▸ Instruction
Return exactly the lines from the "Output the text content of this document." line through the last line of the entries below. Include no pictures.

▸ The records
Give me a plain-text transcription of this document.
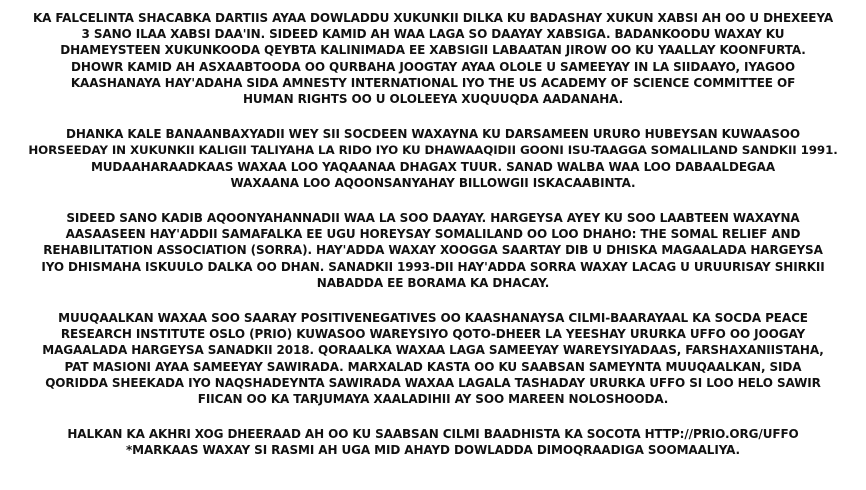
KA FALCELINTA SHACABKA DARTIIS AYAA DOWLADDU XUKUNKII DILKA KU BADASHAY XUKUN XABSI AH OO U DHEXEEYA
3 SANO ILAA XABSI DAA'IN. SIDEED KAMID AH WAA LAGA SO DAAYAY XABSIGA. BADANKOODU WAXAY KU
DHAMEYSTEEN XUKUNKOODA QEYBTA KALINIMADA EE XABSIGII LABAATAN JIROW OO KU YAALLAY KOONFURTA.
DHOWR KAMID AH ASXAABTOODA OO QURBAHA JOOGTAY AYAA OLOLE U SAMEEYAY IN LA SIIDAAYO, IYAGOO
KAASHANAYA HAY'ADAHA SIDA AMNESTY INTERNATIONAL IYO THE US ACADEMY OF SCIENCE COMMITTEE OF
HUMAN RIGHTS OO U OLOLEEYA XUQUUQDA AADANAHA.
DHANKA KALE BANAANBAXYADII WEY SII SOCDEEN WAXAYNA KU DARSAMEEN URURO HUBEYSAN KUWAASOO
HORSEEDAY IN XUKUNKII KALIGII TALIYAHA LA RIDO IYO KU DHAWAAQIDII GOONI ISU-TAAGGA SOMALILAND SANDKII 1991.
MUDAAHARAADKAAS WAXAA LOO YAQAANAA DHAGAX TUUR. SANAD WALBA WAA LOO DABAALDEGAA
WAXAANA LOO AQOONSANYAHAY BILLOWGII ISKACAABINTA.
SIDEED SANO KADIB AQOONYAHANNADII WAA LA SOO DAAYAY. HARGEYSA AYEY KU SOO LAABTEEN WAXAYNA
AASAASEEN HAY'ADDII SAMAFALKA EE UGU HOREYSAY SOMALILAND OO LOO DHAHO: THE SOMAL RELIEF AND
REHABILITATION ASSOCIATION (SORRA). HAY'ADDA WAXAY XOOGGA SAARTAY DIB U DHISKA MAGAALADA HARGEYSA
IYO DHISMAHA ISKUULO DALKA OO DHAN. SANADKII 1993-DII HAY'ADDA SORRA WAXAY LACAG U URUURISAY SHIRKII
NABADDA EE BORAMA KA DHACAY.
MUUQAALKAN WAXAA SOO SAARAY POSITIVENEGATIVES OO KAASHANAYSA CILMI-BAARAYAAL KA SOCDA PEACE
RESEARCH INSTITUTE OSLO (PRIO) KUWASOO WAREYSIYO QOTO-DHEER LA YEESHAY URURKA UFFO OO JOOGAY
MAGAALADA HARGEYSA SANADKII 2018. QORAALKA WAXAA LAGA SAMEEYAY WAREYSIYADAAS, FARSHAXANIISTAHA,
PAT MASIONI AYAA SAMEEYAY SAWIRADA. MARXALAD KASTA OO KU SAABSAN SAMEYNTA MUUQAALKAN, SIDA
QORIDDA SHEEKADA IYO NAQSHADEYNTA SAWIRADA WAXAA LAGALA TASHADAY URURKA UFFO SI LOO HELO SAWIR
FIICAN OO KA TARJUMAYA XAALADIHII AY SOO MAREEN NOLOSHOODA.
HALKAN KA AKHRI XOG DHEERAAD AH OO KU SAABSAN CILMI BAADHISTA KA SOCOTA HTTP://PRIO.ORG/UFFO
*MARKAAS WAXAY SI RASMI AH UGA MID AHAYD DOWLADDA DIMOQRAADIGA SOOMAALIYA.
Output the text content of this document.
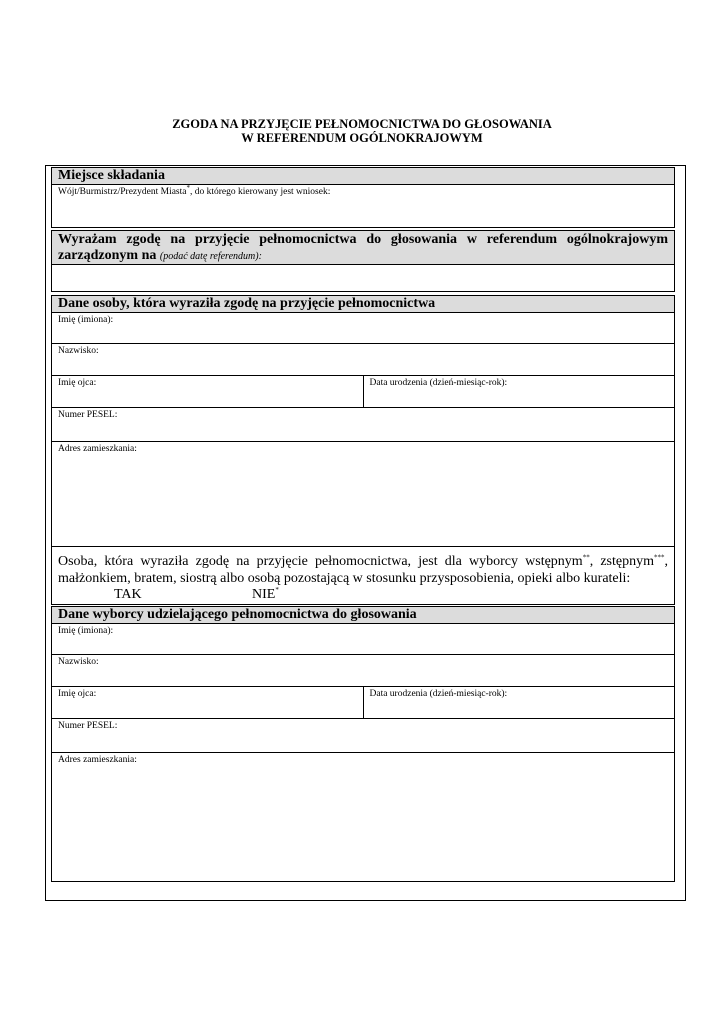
ZGODA NA PRZYJĘCIE PEŁNOMOCNICTWA DO GŁOSOWANIA
W REFERENDUM OGÓLNOKRAJOWYM
Miejsce składania
Wójt/Burmistrz/Prezydent Miasta*, do którego kierowany jest wniosek:
Wyrażam zgodę na przyjęcie pełnomocnictwa do głosowania w referendum ogólnokrajowym zarządzonym na (podać datę referendum):
Dane osoby, która wyraziła zgodę na przyjęcie pełnomocnictwa
Imię (imiona):
Nazwisko:
Imię ojca:	Data urodzenia (dzień-miesiąc-rok):
Numer PESEL:
Adres zamieszkania:
Osoba, która wyraziła zgodę na przyjęcie pełnomocnictwa, jest dla wyborcy wstępnym**, zstępnym***, małżonkiem, bratem, siostrą albo osobą pozostającą w stosunku przysposobienia, opieki albo kurateli:
TAK	NIE*
Dane wyborcy udzielającego pełnomocnictwa do głosowania
Imię (imiona):
Nazwisko:
Imię ojca:	Data urodzenia (dzień-miesiąc-rok):
Numer PESEL:
Adres zamieszkania:
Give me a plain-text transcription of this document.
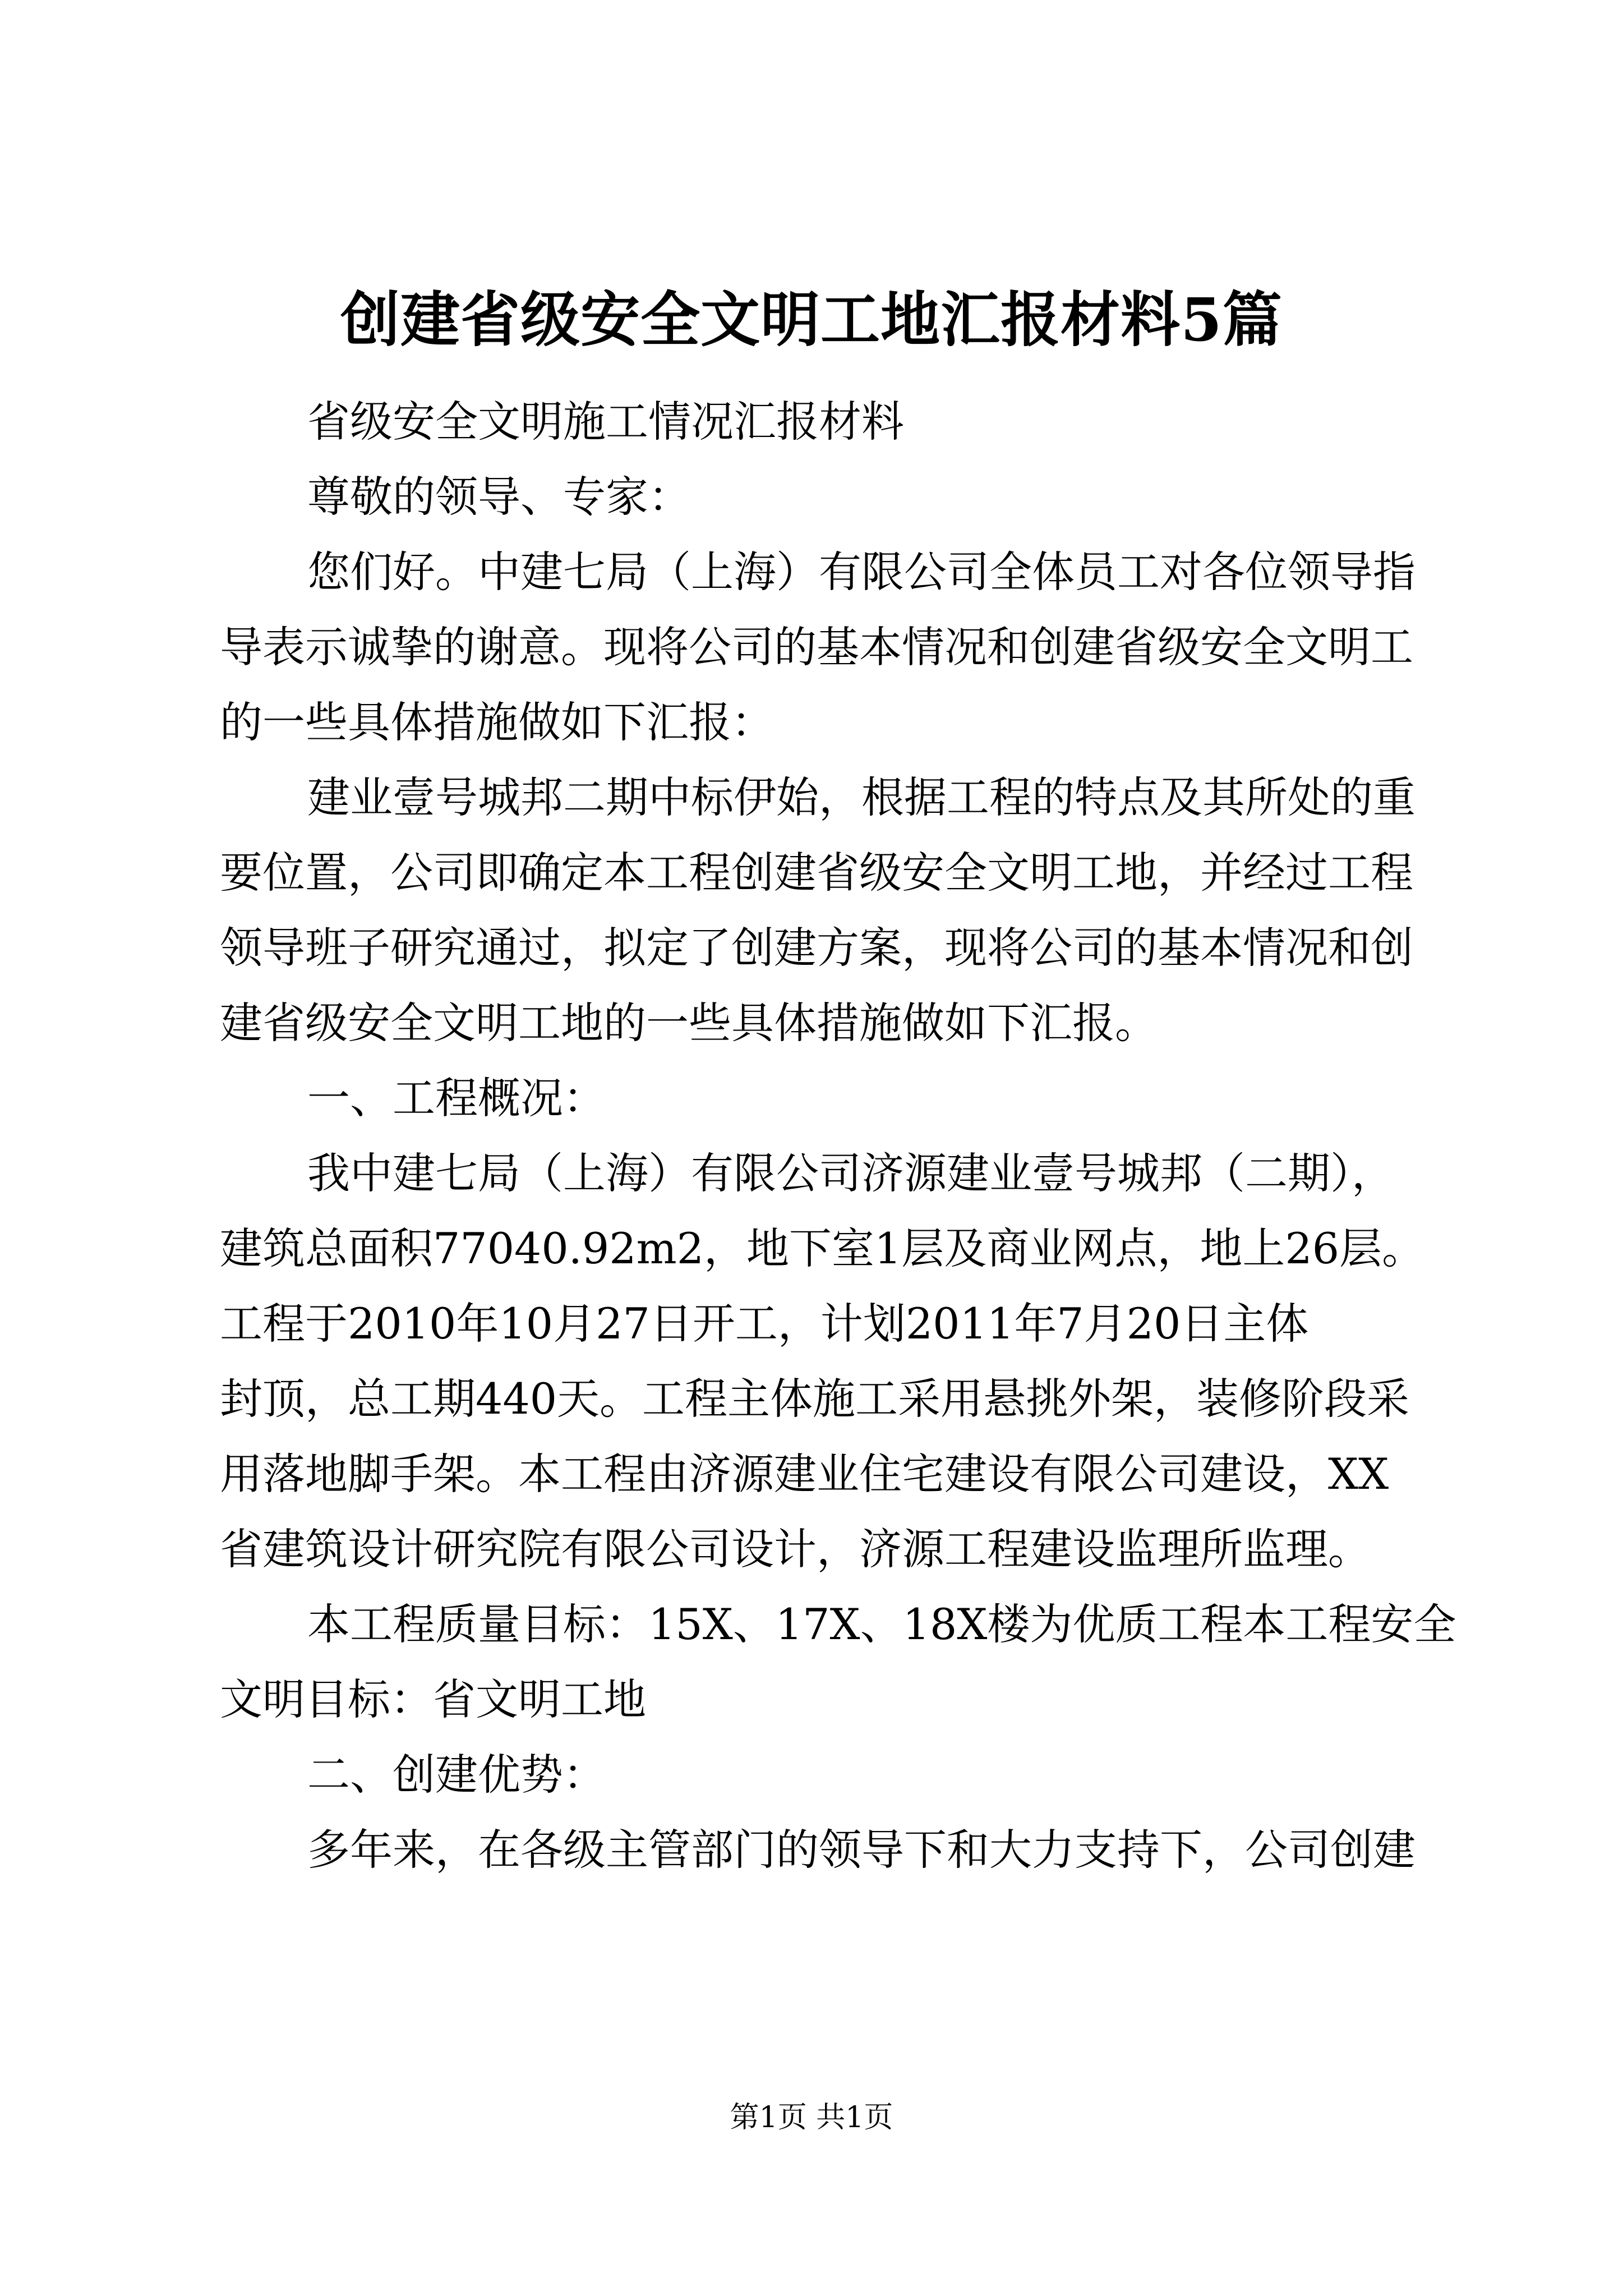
创建省级安全文明工地汇报材料5篇
省级安全文明施工情况汇报材料
尊敬的领导、专家：
您们好。中建七局（上海）有限公司全体员工对各位领导指
导表示诚挚的谢意。现将公司的基本情况和创建省级安全文明工
的一些具体措施做如下汇报：
建业壹号城邦二期中标伊始，根据工程的特点及其所处的重
要位置，公司即确定本工程创建省级安全文明工地，并经过工程
领导班子研究通过，拟定了创建方案，现将公司的基本情况和创
建省级安全文明工地的一些具体措施做如下汇报。
一、工程概况：
我中建七局（上海）有限公司济源建业壹号城邦（二期），
建筑总面积77040.92m2，地下室1层及商业网点，地上26层。
工程于2010年10月27日开工，计划2011年7月20日主体
封顶，总工期440天。工程主体施工采用悬挑外架，装修阶段采
用落地脚手架。本工程由济源建业住宅建设有限公司建设，XX
省建筑设计研究院有限公司设计，济源工程建设监理所监理。
本工程质量目标：15X、17X、18X楼为优质工程本工程安全
文明目标：省文明工地
二、创建优势：
多年来，在各级主管部门的领导下和大力支持下，公司创建
第1页 共1页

▸ Solution for this problem
Output the text content of this document.
ZGODA NA PRZYJĘCIE PEŁNOMOCNICTWA DO GŁOSOWANIA
W REFERENDUM OGÓLNOKRAJOWYM
Miejsce składania
Wójt/Burmistrz/Prezydent Miasta*, do którego kierowany jest wniosek:
Wyrażam zgodę na przyjęcie pełnomocnictwa do głosowania w referendum ogólnokrajowym zarządzonym na (podać datę referendum):
Dane osoby, która wyraziła zgodę na przyjęcie pełnomocnictwa
Imię (imiona):
Nazwisko:
Imię ojca:	Data urodzenia (dzień-miesiąc-rok):
Numer PESEL:
Adres zamieszkania:
Osoba, która wyraziła zgodę na przyjęcie pełnomocnictwa, jest dla wyborcy wstępnym**, zstępnym***, małżonkiem, bratem, siostrą albo osobą pozostającą w stosunku przysposobienia, opieki albo kurateli:
TAK	NIE*
Dane wyborcy udzielającego pełnomocnictwa do głosowania
Imię (imiona):
Nazwisko:
Imię ojca:	Data urodzenia (dzień-miesiąc-rok):
Numer PESEL:
Adres zamieszkania:
Give me a plain-text transcription of this document.
创建省级安全文明工地汇报材料5篇
省级安全文明施工情况汇报材料
尊敬的领导、专家：
您们好。中建七局（上海）有限公司全体员工对各位领导指
导表示诚挚的谢意。现将公司的基本情况和创建省级安全文明工
的一些具体措施做如下汇报：
建业壹号城邦二期中标伊始，根据工程的特点及其所处的重
要位置，公司即确定本工程创建省级安全文明工地，并经过工程
领导班子研究通过，拟定了创建方案，现将公司的基本情况和创
建省级安全文明工地的一些具体措施做如下汇报。
一、工程概况：
我中建七局（上海）有限公司济源建业壹号城邦（二期），
建筑总面积77040.92m2，地下室1层及商业网点，地上26层。
工程于2010年10月27日开工，计划2011年7月20日主体
封顶，总工期440天。工程主体施工采用悬挑外架，装修阶段采
用落地脚手架。本工程由济源建业住宅建设有限公司建设，XX
省建筑设计研究院有限公司设计，济源工程建设监理所监理。
本工程质量目标：15X、17X、18X楼为优质工程本工程安全
文明目标：省文明工地
二、创建优势：
多年来，在各级主管部门的领导下和大力支持下，公司创建
第1页 共1页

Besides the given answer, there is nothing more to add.